• GIVEN REQUEST: Reproduce the listing below in full and without alteration, apart from its pictures.

### INFORMATION GIVEN ###

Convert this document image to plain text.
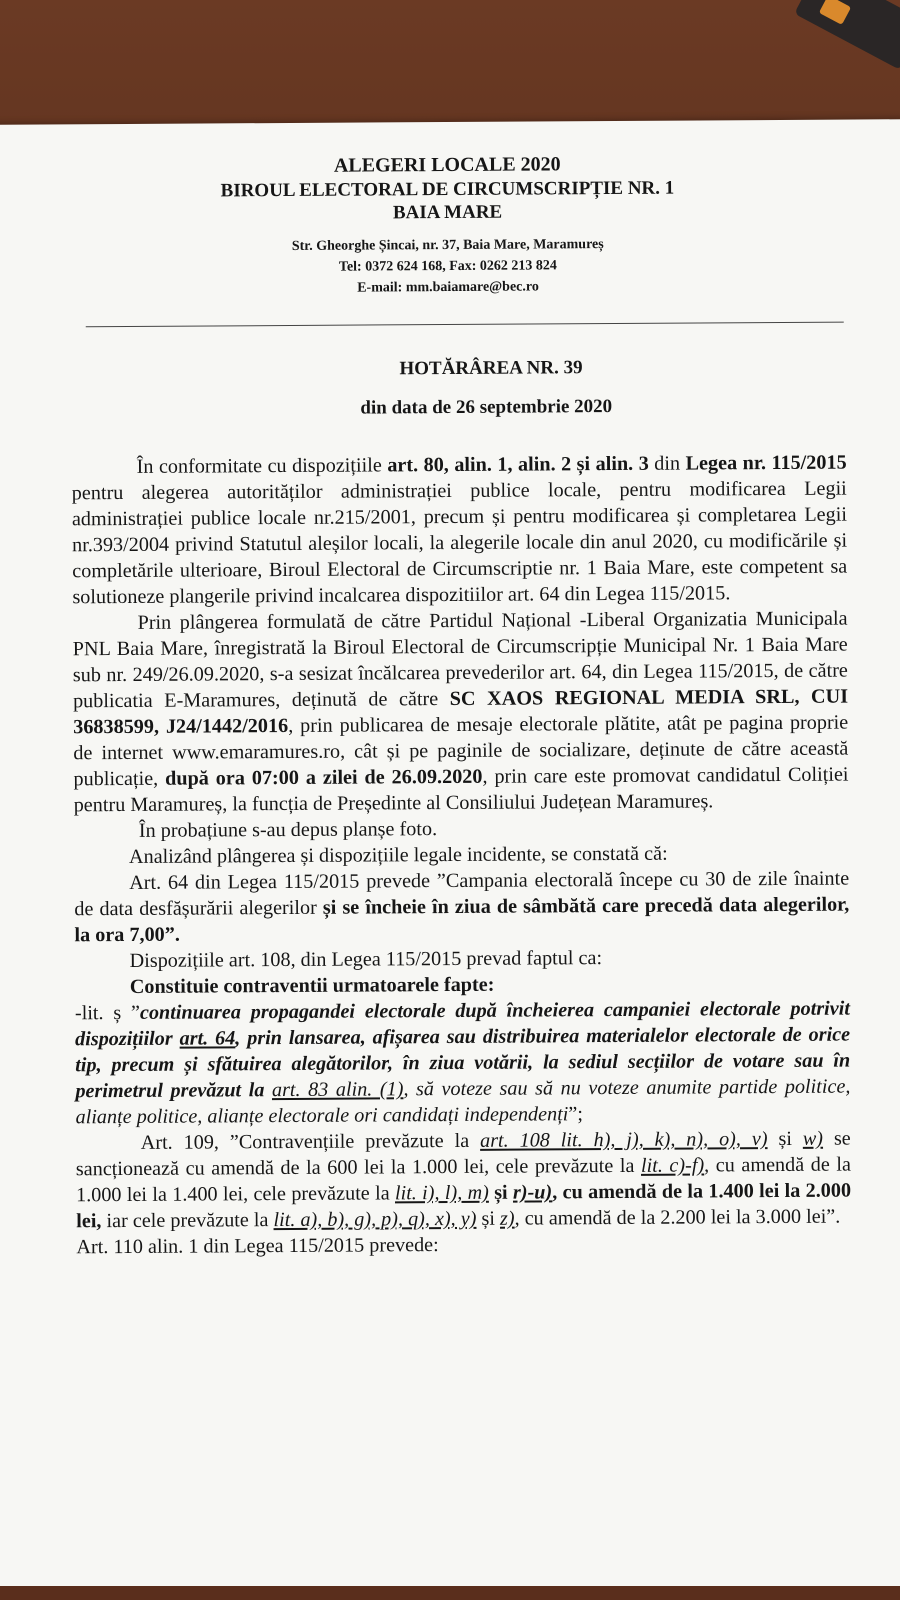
ALEGERI LOCALE 2020
BIROUL ELECTORAL DE CIRCUMSCRIPȚIE NR. 1
BAIA MARE
Str. Gheorghe Șincai, nr. 37, Baia Mare, Maramureș
Tel: 0372 624 168, Fax: 0262 213 824
E-mail: mm.baiamare@bec.ro
HOTĂRÂREA NR. 39
din data de 26 septembrie 2020

În conformitate cu dispozițiile art. 80, alin. 1, alin. 2 și alin. 3 din Legea nr. 115/2015 pentru alegerea autorităților administrației publice locale, pentru modificarea Legii administrației publice locale nr.215/2001, precum și pentru modificarea și completarea Legii nr.393/2004 privind Statutul aleșilor locali, la alegerile locale din anul 2020, cu modificările și completările ulterioare, Biroul Electoral de Circumscriptie nr. 1 Baia Mare, este competent sa solutioneze plangerile privind incalcarea dispozitiilor art. 64 din Legea 115/2015.

Prin plângerea formulată de către Partidul Național -Liberal Organizatia Municipala PNL Baia Mare, înregistrată la Biroul Electoral de Circumscripție Municipal Nr. 1 Baia Mare sub nr. 249/26.09.2020, s-a sesizat încălcarea prevederilor art. 64, din Legea 115/2015, de către publicatia E-Maramures, deținută de către SC XAOS REGIONAL MEDIA SRL, CUI 36838599, J24/1442/2016, prin publicarea de mesaje electorale plătite, atât pe pagina proprie de internet www.emaramures.ro, cât și pe paginile de socializare, deținute de către această publicație, după ora 07:00 a zilei de 26.09.2020, prin care este promovat candidatul Coliției pentru Maramureș, la funcția de Președinte al Consiliului Județean Maramureș.

În probațiune s-au depus planșe foto.

Analizând plângerea și dispozițiile legale incidente, se constată că:

Art. 64 din Legea 115/2015 prevede ”Campania electorală începe cu 30 de zile înainte de data desfășurării alegerilor și se încheie în ziua de sâmbătă care precedă data alegerilor, la ora 7,00”.

Dispozițiile art. 108, din Legea 115/2015 prevad faptul ca:

Constituie contraventii urmatoarele fapte:

-lit. ș ”continuarea propagandei electorale după încheierea campaniei electorale potrivit dispozițiilor art. 64, prin lansarea, afișarea sau distribuirea materialelor electorale de orice tip, precum și sfătuirea alegătorilor, în ziua votării, la sediul secțiilor de votare sau în perimetrul prevăzut la art. 83 alin. (1), să voteze sau să nu voteze anumite partide politice, alianțe politice, alianțe electorale ori candidați independenți”;

Art. 109, ”Contravențiile prevăzute la art. 108 lit. h), j), k), n), o), v) și w) se sancționează cu amendă de la 600 lei la 1.000 lei, cele prevăzute la lit. c)-f), cu amendă de la 1.000 lei la 1.400 lei, cele prevăzute la lit. i), l), m) și r)-u), cu amendă de la 1.400 lei la 2.000 lei, iar cele prevăzute la lit. a), b), g), p), q), x), y) și z), cu amendă de la 2.200 lei la 3.000 lei”.

Art. 110 alin. 1 din Legea 115/2015 prevede:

###

• RESPONSE TO THIS EXERCISE:
Convert this document image to plain text.
ALEGERI LOCALE 2020
BIROUL ELECTORAL DE CIRCUMSCRIPȚIE NR. 1
BAIA MARE
Str. Gheorghe Șincai, nr. 37, Baia Mare, Maramureș
Tel: 0372 624 168, Fax: 0262 213 824
E-mail: mm.baiamare@bec.ro
HOTĂRÂREA NR. 39
din data de 26 septembrie 2020

În conformitate cu dispozițiile art. 80, alin. 1, alin. 2 și alin. 3 din Legea nr. 115/2015 pentru alegerea autorităților administrației publice locale, pentru modificarea Legii administrației publice locale nr.215/2001, precum și pentru modificarea și completarea Legii nr.393/2004 privind Statutul aleșilor locali, la alegerile locale din anul 2020, cu modificările și completările ulterioare, Biroul Electoral de Circumscriptie nr. 1 Baia Mare, este competent sa solutioneze plangerile privind incalcarea dispozitiilor art. 64 din Legea 115/2015.

Prin plângerea formulată de către Partidul Național -Liberal Organizatia Municipala PNL Baia Mare, înregistrată la Biroul Electoral de Circumscripție Municipal Nr. 1 Baia Mare sub nr. 249/26.09.2020, s-a sesizat încălcarea prevederilor art. 64, din Legea 115/2015, de către publicatia E-Maramures, deținută de către SC XAOS REGIONAL MEDIA SRL, CUI 36838599, J24/1442/2016, prin publicarea de mesaje electorale plătite, atât pe pagina proprie de internet www.emaramures.ro, cât și pe paginile de socializare, deținute de către această publicație, după ora 07:00 a zilei de 26.09.2020, prin care este promovat candidatul Coliției pentru Maramureș, la funcția de Președinte al Consiliului Județean Maramureș.

În probațiune s-au depus planșe foto.

Analizând plângerea și dispozițiile legale incidente, se constată că:

Art. 64 din Legea 115/2015 prevede ”Campania electorală începe cu 30 de zile înainte de data desfășurării alegerilor și se încheie în ziua de sâmbătă care precedă data alegerilor, la ora 7,00”.

Dispozițiile art. 108, din Legea 115/2015 prevad faptul ca:

Constituie contraventii urmatoarele fapte:

-lit. ș ”continuarea propagandei electorale după încheierea campaniei electorale potrivit dispozițiilor art. 64, prin lansarea, afișarea sau distribuirea materialelor electorale de orice tip, precum și sfătuirea alegătorilor, în ziua votării, la sediul secțiilor de votare sau în perimetrul prevăzut la art. 83 alin. (1), să voteze sau să nu voteze anumite partide politice, alianțe politice, alianțe electorale ori candidați independenți”;

Art. 109, ”Contravențiile prevăzute la art. 108 lit. h), j), k), n), o), v) și w) se sancționează cu amendă de la 600 lei la 1.000 lei, cele prevăzute la lit. c)-f), cu amendă de la 1.000 lei la 1.400 lei, cele prevăzute la lit. i), l), m) și r)-u), cu amendă de la 1.400 lei la 2.000 lei, iar cele prevăzute la lit. a), b), g), p), q), x), y) și z), cu amendă de la 2.200 lei la 3.000 lei”.

Art. 110 alin. 1 din Legea 115/2015 prevede:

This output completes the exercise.